#### Exercise:
Put each line of the entries below into a JSON list of strings, with one string per line and no blank lines. Leave the pictures out of the list.
####
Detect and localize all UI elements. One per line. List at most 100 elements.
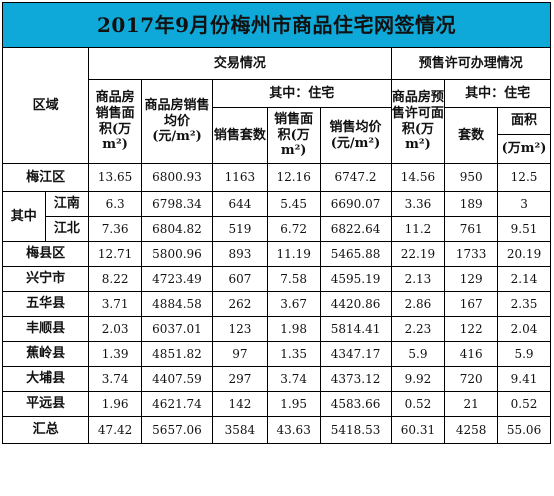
cell-res-price: 4347.17 <box>319 341 392 367</box>
cell-count: 1163 <box>212 163 268 192</box>
header-res-count: 销售套数 <box>212 107 268 164</box>
cell-units: 129 <box>444 266 499 292</box>
cell-res-area: 1.95 <box>266 391 321 417</box>
cell-price: 4851.82 <box>140 341 214 367</box>
cell-units: 950 <box>444 163 499 192</box>
housing-sales-table: 2017年9月份梅州市商品住宅网签情况 区域 交易情况 预售许可办理情况 商品房… <box>1 2 552 444</box>
header-res-area: 销售面积(万m²) <box>266 107 321 164</box>
cell-count: 607 <box>212 266 268 292</box>
cell-area: 3.74 <box>88 366 142 392</box>
cell-presale-area: 60.31 <box>390 416 446 444</box>
cell-units: 122 <box>444 316 499 342</box>
cell-area: 3.71 <box>88 291 142 317</box>
cell-res-price: 4373.12 <box>319 366 392 392</box>
cell-res-price: 4420.86 <box>319 291 392 317</box>
cell-res-area: 1.35 <box>266 341 321 367</box>
header-presale-residential: 其中：住宅 <box>444 79 551 108</box>
total-row: 汇总 47.42 5657.06 3584 43.63 5418.53 60.3… <box>1 416 551 444</box>
cell-presale-area: 11.2 <box>390 216 446 242</box>
cell-price: 6804.82 <box>140 216 214 242</box>
cell-res-area: 7.58 <box>266 266 321 292</box>
cell-area: 1.96 <box>88 391 142 417</box>
cell-count: 519 <box>212 216 268 242</box>
cell-area2: 9.51 <box>497 216 551 242</box>
cell-area2: 20.19 <box>497 241 551 267</box>
table-row: 梅县区 12.71 5800.96 893 11.19 5465.88 22.1… <box>1 241 551 267</box>
cell-price: 5657.06 <box>140 416 214 444</box>
header-trade: 交易情况 <box>88 47 392 80</box>
cell-presale-area: 2.86 <box>390 291 446 317</box>
cell-price: 4884.58 <box>140 291 214 317</box>
cell-area2: 12.5 <box>497 163 551 192</box>
cell-presale-area: 5.9 <box>390 341 446 367</box>
cell-res-price: 4595.19 <box>319 266 392 292</box>
table-row: 丰顺县 2.03 6037.01 123 1.98 5814.41 2.23 1… <box>1 316 551 342</box>
header-res-price: 销售均价(元/m²) <box>319 107 392 164</box>
cell-price: 4621.74 <box>140 391 214 417</box>
group-label: 其中 <box>2 191 46 242</box>
cell-price: 6037.01 <box>140 316 214 342</box>
table-row: 江北 7.36 6804.82 519 6.72 6822.64 11.2 76… <box>3 216 551 242</box>
cell-area2: 9.41 <box>497 366 551 392</box>
page-title: 2017年9月份梅州市商品住宅网签情况 <box>2 2 551 48</box>
cell-area: 13.65 <box>88 163 142 192</box>
header-presale: 预售许可办理情况 <box>390 47 552 80</box>
row-name: 江北 <box>44 216 90 242</box>
cell-units: 4258 <box>444 416 499 444</box>
cell-area: 7.36 <box>88 216 142 242</box>
cell-count: 262 <box>212 291 268 317</box>
cell-presale-area: 3.36 <box>390 191 446 217</box>
cell-price: 6800.93 <box>140 163 214 192</box>
table-row: 其中 江南 6.3 6798.34 644 5.45 6690.07 3.36 … <box>2 191 551 242</box>
cell-area2: 5.9 <box>497 341 551 367</box>
row-name: 丰顺县 <box>1 316 90 342</box>
cell-units: 1733 <box>444 241 499 267</box>
row-name: 五华县 <box>1 291 90 317</box>
cell-res-price: 5814.41 <box>319 316 392 342</box>
cell-area: 8.22 <box>88 266 142 292</box>
cell-area: 6.3 <box>88 191 142 217</box>
cell-res-area: 1.98 <box>266 316 321 342</box>
cell-presale-area: 2.23 <box>390 316 446 342</box>
cell-presale-area: 22.19 <box>390 241 446 267</box>
cell-area2: 55.06 <box>497 416 551 444</box>
cell-res-price: 6822.64 <box>319 216 392 242</box>
table-row: 平远县 1.96 4621.74 142 1.95 4583.66 0.52 2… <box>1 391 551 417</box>
cell-area: 12.71 <box>88 241 142 267</box>
row-name: 江南 <box>44 191 90 217</box>
cell-price: 6798.34 <box>140 191 214 217</box>
cell-presale-area: 9.92 <box>390 366 446 392</box>
cell-price: 4723.49 <box>140 266 214 292</box>
cell-count: 123 <box>212 316 268 342</box>
cell-count: 297 <box>212 366 268 392</box>
cell-area2: 2.04 <box>497 316 551 342</box>
header-presale-area: 商品房预售许可面积(万m²) <box>390 79 446 164</box>
cell-res-area: 5.45 <box>266 191 321 217</box>
row-name: 蕉岭县 <box>1 341 90 367</box>
row-name: 汇总 <box>1 416 90 444</box>
row-name: 平远县 <box>1 391 90 417</box>
cell-area: 2.03 <box>88 316 142 342</box>
cell-count: 142 <box>212 391 268 417</box>
cell-units: 720 <box>444 366 499 392</box>
cell-area2: 2.35 <box>497 291 551 317</box>
row-name: 梅江区 <box>1 163 90 192</box>
cell-presale-area: 2.13 <box>390 266 446 292</box>
table-row: 兴宁市 8.22 4723.49 607 7.58 4595.19 2.13 1… <box>1 266 551 292</box>
cell-res-area: 43.63 <box>266 416 321 444</box>
table-row: 五华县 3.71 4884.58 262 3.67 4420.86 2.86 1… <box>1 291 551 317</box>
cell-price: 4407.59 <box>140 366 214 392</box>
cell-units: 761 <box>444 216 499 242</box>
cell-area: 47.42 <box>88 416 142 444</box>
cell-area: 1.39 <box>88 341 142 367</box>
table-row: 梅江区 13.65 6800.93 1163 12.16 6747.2 14.5… <box>1 163 551 192</box>
header-sales-area: 商品房销售面积(万m²) <box>88 79 142 164</box>
cell-units: 416 <box>444 341 499 367</box>
cell-presale-area: 14.56 <box>390 163 446 192</box>
row-name: 兴宁市 <box>1 266 90 292</box>
cell-area2: 2.14 <box>497 266 551 292</box>
header-region: 区域 <box>1 47 90 164</box>
cell-count: 97 <box>212 341 268 367</box>
cell-res-price: 5465.88 <box>319 241 392 267</box>
cell-units: 189 <box>444 191 499 217</box>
####
#### Correct answer:
[
  "Detect and localize all UI elements. One per line. List at most 100 elements.",
  "cell-res-price: 4347.17 <box>319 341 392 367</box>",
  "cell-count: 1163 <box>212 163 268 192</box>",
  "header-res-count: 销售套数 <box>212 107 268 164</box>",
  "cell-units: 129 <box>444 266 499 292</box>",
  "cell-res-area: 1.95 <box>266 391 321 417</box>",
  "cell-price: 4851.82 <box>140 341 214 367</box>",
  "cell-units: 950 <box>444 163 499 192</box>",
  "housing-sales-table: 2017年9月份梅州市商品住宅网签情况 区域 交易情况 预售许可办理情况 商品房… <box>1 2 552 444</box>",
  "header-res-area: 销售面积(万m²) <box>266 107 321 164</box>",
  "cell-count: 607 <box>212 266 268 292</box>",
  "cell-area: 3.74 <box>88 366 142 392</box>",
  "cell-presale-area: 60.31 <box>390 416 446 444</box>",
  "cell-units: 122 <box>444 316 499 342</box>",
  "cell-area: 3.71 <box>88 291 142 317</box>",
  "cell-res-price: 4373.12 <box>319 366 392 392</box>",
  "cell-res-price: 4420.86 <box>319 291 392 317</box>",
  "cell-res-area: 1.35 <box>266 341 321 367</box>",
  "header-presale-residential: 其中：住宅 <box>444 79 551 108</box>",
  "total-row: 汇总 47.42 5657.06 3584 43.63 5418.53 60.3… <box>1 416 551 444</box>",
  "cell-presale-area: 11.2 <box>390 216 446 242</box>",
  "cell-price: 6804.82 <box>140 216 214 242</box>",
  "cell-res-area: 7.58 <box>266 266 321 292</box>",
  "cell-area: 1.96 <box>88 391 142 417</box>",
  "cell-count: 519 <box>212 216 268 242</box>",
  "cell-area2: 9.51 <box>497 216 551 242</box>",
  "cell-area2: 20.19 <box>497 241 551 267</box>",
  "table-row: 梅县区 12.71 5800.96 893 11.19 5465.88 22.1… <box>1 241 551 267</box>",
  "cell-price: 5657.06 <box>140 416 214 444</box>",
  "header-trade: 交易情况 <box>88 47 392 80</box>",
  "cell-presale-area: 2.86 <box>390 291 446 317</box>",
  "cell-price: 4884.58 <box>140 291 214 317</box>",
  "cell-area2: 12.5 <box>497 163 551 192</box>",
  "cell-presale-area: 5.9 <box>390 341 446 367</box>",
  "cell-res-price: 4595.19 <box>319 266 392 292</box>",
  "table-row: 丰顺县 2.03 6037.01 123 1.98 5814.41 2.23 1… <box>1 316 551 342</box>",
  "header-res-price: 销售均价(元/m²) <box>319 107 392 164</box>",
  "cell-price: 4621.74 <box>140 391 214 417</box>",
  "group-label: 其中 <box>2 191 46 242</box>",
  "cell-price: 6037.01 <box>140 316 214 342</box>",
  "table-row: 江北 7.36 6804.82 519 6.72 6822.64 11.2 76… <box>3 216 551 242</box>",
  "cell-area2: 9.41 <box>497 366 551 392</box>",
  "page-title: 2017年9月份梅州市商品住宅网签情况 <box>2 2 551 48</box>",
  "cell-area: 13.65 <box>88 163 142 192</box>",
  "header-presale: 预售许可办理情况 <box>390 47 552 80</box>",
  "row-name: 江北 <box>44 216 90 242</box>",
  "cell-units: 4258 <box>444 416 499 444</box>",
  "cell-area: 7.36 <box>88 216 142 242</box>",
  "cell-count: 262 <box>212 291 268 317</box>",
  "cell-presale-area: 3.36 <box>390 191 446 217</box>",
  "cell-price: 6800.93 <box>140 163 214 192</box>",
  "table-row: 其中 江南 6.3 6798.34 644 5.45 6690.07 3.36 … <box>2 191 551 242</box>",
  "cell-area2: 5.9 <box>497 341 551 367</box>",
  "row-name: 丰顺县 <box>1 316 90 342</box>",
  "cell-units: 1733 <box>444 241 499 267</box>",
  "row-name: 五华县 <box>1 291 90 317</box>",
  "cell-res-price: 5814.41 <box>319 316 392 342</box>",
  "cell-area: 8.22 <box>88 266 142 292</box>",
  "cell-area: 6.3 <box>88 191 142 217</box>",
  "cell-res-area: 1.98 <box>266 316 321 342</box>",
  "cell-presale-area: 2.23 <box>390 316 446 342</box>",
  "cell-presale-area: 22.19 <box>390 241 446 267</box>",
  "cell-area2: 55.06 <box>497 416 551 444</box>",
  "cell-res-price: 6822.64 <box>319 216 392 242</box>",
  "table-row: 平远县 1.96 4621.74 142 1.95 4583.66 0.52 2… <box>1 391 551 417</box>",
  "cell-area: 12.71 <box>88 241 142 267</box>",
  "row-name: 江南 <box>44 191 90 217</box>",
  "cell-price: 6798.34 <box>140 191 214 217</box>",
  "cell-presale-area: 9.92 <box>390 366 446 392</box>",
  "cell-price: 4723.49 <box>140 266 214 292</box>",
  "cell-count: 123 <box>212 316 268 342</box>",
  "cell-count: 297 <box>212 366 268 392</box>",
  "cell-area2: 2.04 <box>497 316 551 342</box>",
  "header-presale-area: 商品房预售许可面积(万m²) <box>390 79 446 164</box>",
  "cell-res-area: 5.45 <box>266 191 321 217</box>",
  "row-name: 蕉岭县 <box>1 341 90 367</box>",
  "row-name: 汇总 <box>1 416 90 444</box>",
  "row-name: 平远县 <box>1 391 90 417</box>",
  "cell-area: 2.03 <box>88 316 142 342</box>",
  "cell-count: 142 <box>212 391 268 417</box>",
  "cell-units: 720 <box>444 366 499 392</box>",
  "cell-area2: 2.35 <box>497 291 551 317</box>",
  "row-name: 梅江区 <box>1 163 90 192</box>",
  "cell-presale-area: 2.13 <box>390 266 446 292</box>",
  "table-row: 兴宁市 8.22 4723.49 607 7.58 4595.19 2.13 1… <box>1 266 551 292</box>",
  "cell-res-area: 43.63 <box>266 416 321 444</box>",
  "table-row: 五华县 3.71 4884.58 262 3.67 4420.86 2.86 1… <box>1 291 551 317</box>",
  "cell-price: 4407.59 <box>140 366 214 392</box>",
  "cell-units: 761 <box>444 216 499 242</box>",
  "cell-area: 47.42 <box>88 416 142 444</box>",
  "cell-area: 1.39 <box>88 341 142 367</box>",
  "table-row: 梅江区 13.65 6800.93 1163 12.16 6747.2 14.5… <box>1 163 551 192</box>",
  "header-sales-area: 商品房销售面积(万m²) <box>88 79 142 164</box>",
  "cell-units: 416 <box>444 341 499 367</box>",
  "cell-presale-area: 14.56 <box>390 163 446 192</box>",
  "row-name: 兴宁市 <box>1 266 90 292</box>",
  "cell-area2: 2.14 <box>497 266 551 292</box>",
  "header-region: 区域 <box>1 47 90 164</box>",
  "cell-count: 97 <box>212 341 268 367</box>",
  "cell-res-price: 5465.88 <box>319 241 392 267</box>",
  "cell-units: 189 <box>444 191 499 217</box>"
]